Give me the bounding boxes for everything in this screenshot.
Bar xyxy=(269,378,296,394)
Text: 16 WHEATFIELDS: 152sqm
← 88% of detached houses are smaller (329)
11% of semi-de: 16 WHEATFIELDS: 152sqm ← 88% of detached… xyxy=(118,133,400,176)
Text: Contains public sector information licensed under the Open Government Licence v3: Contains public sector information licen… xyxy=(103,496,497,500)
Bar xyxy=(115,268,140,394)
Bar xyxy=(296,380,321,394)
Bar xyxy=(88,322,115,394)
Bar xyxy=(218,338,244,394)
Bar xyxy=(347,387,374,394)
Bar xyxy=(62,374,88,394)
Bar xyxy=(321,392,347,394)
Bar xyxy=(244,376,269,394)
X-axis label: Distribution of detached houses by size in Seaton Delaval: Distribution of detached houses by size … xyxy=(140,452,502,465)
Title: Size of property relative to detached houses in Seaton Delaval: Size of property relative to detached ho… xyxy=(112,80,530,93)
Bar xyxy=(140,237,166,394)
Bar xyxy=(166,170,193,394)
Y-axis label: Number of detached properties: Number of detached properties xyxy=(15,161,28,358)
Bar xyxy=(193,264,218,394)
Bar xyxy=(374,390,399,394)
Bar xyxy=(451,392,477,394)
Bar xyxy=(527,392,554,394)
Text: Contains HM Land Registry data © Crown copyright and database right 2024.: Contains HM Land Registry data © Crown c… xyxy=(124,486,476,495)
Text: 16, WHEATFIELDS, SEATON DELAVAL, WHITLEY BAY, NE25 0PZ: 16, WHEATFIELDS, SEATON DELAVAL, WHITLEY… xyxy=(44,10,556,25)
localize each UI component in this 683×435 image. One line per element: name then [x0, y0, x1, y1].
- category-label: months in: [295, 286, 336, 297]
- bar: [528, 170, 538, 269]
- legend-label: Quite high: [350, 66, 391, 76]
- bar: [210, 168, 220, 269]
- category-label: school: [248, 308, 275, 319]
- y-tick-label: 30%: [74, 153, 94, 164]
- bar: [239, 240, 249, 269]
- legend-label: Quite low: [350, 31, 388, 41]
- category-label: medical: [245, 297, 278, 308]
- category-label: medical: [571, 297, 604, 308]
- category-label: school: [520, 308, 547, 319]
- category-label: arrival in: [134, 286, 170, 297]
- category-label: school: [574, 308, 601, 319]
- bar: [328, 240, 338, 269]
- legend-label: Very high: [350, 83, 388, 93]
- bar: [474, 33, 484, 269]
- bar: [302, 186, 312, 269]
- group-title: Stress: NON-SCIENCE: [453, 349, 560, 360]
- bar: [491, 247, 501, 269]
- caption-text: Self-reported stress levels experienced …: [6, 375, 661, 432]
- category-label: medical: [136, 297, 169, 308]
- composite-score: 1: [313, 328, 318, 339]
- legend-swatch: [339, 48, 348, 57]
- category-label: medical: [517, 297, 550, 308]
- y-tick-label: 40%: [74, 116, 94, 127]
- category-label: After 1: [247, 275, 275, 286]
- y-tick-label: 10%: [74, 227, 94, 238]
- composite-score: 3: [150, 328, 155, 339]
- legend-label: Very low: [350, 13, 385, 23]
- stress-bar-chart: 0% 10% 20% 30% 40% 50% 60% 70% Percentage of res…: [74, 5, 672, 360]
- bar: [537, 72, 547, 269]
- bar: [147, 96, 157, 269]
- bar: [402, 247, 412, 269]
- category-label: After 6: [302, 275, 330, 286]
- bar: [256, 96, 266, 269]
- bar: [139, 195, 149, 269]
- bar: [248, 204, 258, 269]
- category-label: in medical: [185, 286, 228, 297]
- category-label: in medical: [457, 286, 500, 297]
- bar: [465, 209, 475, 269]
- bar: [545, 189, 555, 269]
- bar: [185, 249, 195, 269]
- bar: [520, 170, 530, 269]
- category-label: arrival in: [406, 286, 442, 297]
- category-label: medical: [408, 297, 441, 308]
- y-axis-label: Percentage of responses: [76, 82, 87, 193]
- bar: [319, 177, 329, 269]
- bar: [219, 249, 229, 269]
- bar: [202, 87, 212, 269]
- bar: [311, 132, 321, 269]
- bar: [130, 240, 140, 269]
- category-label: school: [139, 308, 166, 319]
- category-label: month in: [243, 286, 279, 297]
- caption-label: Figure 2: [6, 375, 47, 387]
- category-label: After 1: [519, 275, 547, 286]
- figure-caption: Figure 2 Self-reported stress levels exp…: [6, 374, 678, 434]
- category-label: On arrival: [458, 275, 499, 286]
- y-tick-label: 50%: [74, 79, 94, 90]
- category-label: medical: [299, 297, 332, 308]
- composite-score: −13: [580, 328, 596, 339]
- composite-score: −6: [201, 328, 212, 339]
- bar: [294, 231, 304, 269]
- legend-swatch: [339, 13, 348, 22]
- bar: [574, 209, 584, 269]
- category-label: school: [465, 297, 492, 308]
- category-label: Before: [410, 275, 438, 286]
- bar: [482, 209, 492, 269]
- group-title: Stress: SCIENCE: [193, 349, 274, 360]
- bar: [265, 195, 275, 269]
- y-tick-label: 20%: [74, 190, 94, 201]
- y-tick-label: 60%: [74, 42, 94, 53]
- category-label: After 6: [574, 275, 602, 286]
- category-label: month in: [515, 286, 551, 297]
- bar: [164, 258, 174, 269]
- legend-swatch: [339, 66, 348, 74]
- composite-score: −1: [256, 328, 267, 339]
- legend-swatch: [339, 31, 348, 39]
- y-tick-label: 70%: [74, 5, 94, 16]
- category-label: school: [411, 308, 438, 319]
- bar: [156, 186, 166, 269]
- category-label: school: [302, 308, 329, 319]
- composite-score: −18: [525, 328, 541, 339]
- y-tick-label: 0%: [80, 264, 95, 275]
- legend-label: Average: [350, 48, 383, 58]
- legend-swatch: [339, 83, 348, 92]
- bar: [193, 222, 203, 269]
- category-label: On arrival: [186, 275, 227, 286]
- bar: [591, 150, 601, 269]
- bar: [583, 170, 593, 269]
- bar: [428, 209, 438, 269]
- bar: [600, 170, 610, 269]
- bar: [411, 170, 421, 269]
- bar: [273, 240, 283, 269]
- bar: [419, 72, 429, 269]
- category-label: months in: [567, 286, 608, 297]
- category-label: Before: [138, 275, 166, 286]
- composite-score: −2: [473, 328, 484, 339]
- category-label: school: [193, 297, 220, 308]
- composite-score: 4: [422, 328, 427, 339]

______________________________

▸ Consigne: Recopiez à l'identique chacune des lignes des enregistrements ci-dessus, sans en omettre aucune.

▸ Réponse proposée:
Give me the bounding boxes for everything in this screenshot.
Bar xyxy=(269,378,296,394)
Text: 16 WHEATFIELDS: 152sqm
← 88% of detached houses are smaller (329)
11% of semi-de: 16 WHEATFIELDS: 152sqm ← 88% of detached… xyxy=(118,133,400,176)
Text: Contains public sector information licensed under the Open Government Licence v3: Contains public sector information licen… xyxy=(103,496,497,500)
Bar xyxy=(115,268,140,394)
Bar xyxy=(296,380,321,394)
Bar xyxy=(88,322,115,394)
Bar xyxy=(218,338,244,394)
Bar xyxy=(347,387,374,394)
Bar xyxy=(62,374,88,394)
Bar xyxy=(321,392,347,394)
Bar xyxy=(244,376,269,394)
X-axis label: Distribution of detached houses by size in Seaton Delaval: Distribution of detached houses by size … xyxy=(140,452,502,465)
Title: Size of property relative to detached houses in Seaton Delaval: Size of property relative to detached ho… xyxy=(112,80,530,93)
Bar xyxy=(140,237,166,394)
Bar xyxy=(166,170,193,394)
Y-axis label: Number of detached properties: Number of detached properties xyxy=(15,161,28,358)
Bar xyxy=(193,264,218,394)
Bar xyxy=(374,390,399,394)
Bar xyxy=(451,392,477,394)
Bar xyxy=(527,392,554,394)
Text: Contains HM Land Registry data © Crown copyright and database right 2024.: Contains HM Land Registry data © Crown c… xyxy=(124,486,476,495)
Text: 16, WHEATFIELDS, SEATON DELAVAL, WHITLEY BAY, NE25 0PZ: 16, WHEATFIELDS, SEATON DELAVAL, WHITLEY… xyxy=(44,10,556,25)
localize each UI component in this 683×435 image. One line per element: name then [x0, y0, x1, y1].
- category-label: months in: [295, 286, 336, 297]
- bar: [528, 170, 538, 269]
- legend-label: Quite high: [350, 66, 391, 76]
- bar: [210, 168, 220, 269]
- category-label: school: [248, 308, 275, 319]
- y-tick-label: 30%: [74, 153, 94, 164]
- bar: [239, 240, 249, 269]
- legend-label: Quite low: [350, 31, 388, 41]
- category-label: medical: [245, 297, 278, 308]
- category-label: medical: [571, 297, 604, 308]
- category-label: school: [520, 308, 547, 319]
- category-label: arrival in: [134, 286, 170, 297]
- category-label: school: [574, 308, 601, 319]
- bar: [328, 240, 338, 269]
- legend-label: Very high: [350, 83, 388, 93]
- bar: [474, 33, 484, 269]
- bar: [302, 186, 312, 269]
- group-title: Stress: NON-SCIENCE: [453, 349, 560, 360]
- bar: [491, 247, 501, 269]
- caption-text: Self-reported stress levels experienced …: [6, 375, 661, 432]
- category-label: medical: [136, 297, 169, 308]
- composite-score: 1: [313, 328, 318, 339]
- legend-swatch: [339, 48, 348, 57]
- category-label: medical: [517, 297, 550, 308]
- y-tick-label: 40%: [74, 116, 94, 127]
- category-label: After 1: [247, 275, 275, 286]
- y-tick-label: 10%: [74, 227, 94, 238]
- composite-score: 3: [150, 328, 155, 339]
- legend-label: Very low: [350, 13, 385, 23]
- stress-bar-chart: 0% 10% 20% 30% 40% 50% 60% 70% Percentage of res…: [74, 5, 672, 360]
- bar: [537, 72, 547, 269]
- bar: [147, 96, 157, 269]
- bar: [402, 247, 412, 269]
- category-label: After 6: [302, 275, 330, 286]
- bar: [256, 96, 266, 269]
- bar: [139, 195, 149, 269]
- bar: [248, 204, 258, 269]
- category-label: in medical: [185, 286, 228, 297]
- category-label: in medical: [457, 286, 500, 297]
- bar: [465, 209, 475, 269]
- bar: [545, 189, 555, 269]
- bar: [185, 249, 195, 269]
- bar: [520, 170, 530, 269]
- category-label: arrival in: [406, 286, 442, 297]
- category-label: medical: [408, 297, 441, 308]
- y-axis-label: Percentage of responses: [76, 82, 87, 193]
- bar: [319, 177, 329, 269]
- bar: [219, 249, 229, 269]
- bar: [202, 87, 212, 269]
- bar: [311, 132, 321, 269]
- bar: [130, 240, 140, 269]
- category-label: school: [139, 308, 166, 319]
- category-label: month in: [243, 286, 279, 297]
- caption-label: Figure 2: [6, 375, 47, 387]
- category-label: After 1: [519, 275, 547, 286]
- figure-caption: Figure 2 Self-reported stress levels exp…: [6, 374, 678, 434]
- category-label: On arrival: [458, 275, 499, 286]
- y-tick-label: 50%: [74, 79, 94, 90]
- category-label: medical: [299, 297, 332, 308]
- composite-score: −13: [580, 328, 596, 339]
- composite-score: −6: [201, 328, 212, 339]
- bar: [294, 231, 304, 269]
- legend-swatch: [339, 13, 348, 22]
- bar: [574, 209, 584, 269]
- category-label: school: [465, 297, 492, 308]
- category-label: Before: [410, 275, 438, 286]
- bar: [482, 209, 492, 269]
- group-title: Stress: SCIENCE: [193, 349, 274, 360]
- bar: [265, 195, 275, 269]
- y-tick-label: 20%: [74, 190, 94, 201]
- y-tick-label: 60%: [74, 42, 94, 53]
- category-label: After 6: [574, 275, 602, 286]
- category-label: month in: [515, 286, 551, 297]
- bar: [164, 258, 174, 269]
- legend-swatch: [339, 66, 348, 74]
- composite-score: −1: [256, 328, 267, 339]
- legend-swatch: [339, 31, 348, 39]
- y-tick-label: 70%: [74, 5, 94, 16]
- category-label: school: [411, 308, 438, 319]
- bar: [156, 186, 166, 269]
- category-label: school: [302, 308, 329, 319]
- composite-score: −18: [525, 328, 541, 339]
- y-tick-label: 0%: [80, 264, 95, 275]
- legend-label: Average: [350, 48, 383, 58]
- legend-swatch: [339, 83, 348, 92]
- bar: [193, 222, 203, 269]
- category-label: On arrival: [186, 275, 227, 286]
- bar: [591, 150, 601, 269]
- bar: [583, 170, 593, 269]
- bar: [428, 209, 438, 269]
- bar: [600, 170, 610, 269]
- bar: [411, 170, 421, 269]
- bar: [273, 240, 283, 269]
- bar: [419, 72, 429, 269]
- category-label: months in: [567, 286, 608, 297]
- category-label: Before: [138, 275, 166, 286]
- composite-score: −2: [473, 328, 484, 339]
- category-label: school: [193, 297, 220, 308]
- composite-score: 4: [422, 328, 427, 339]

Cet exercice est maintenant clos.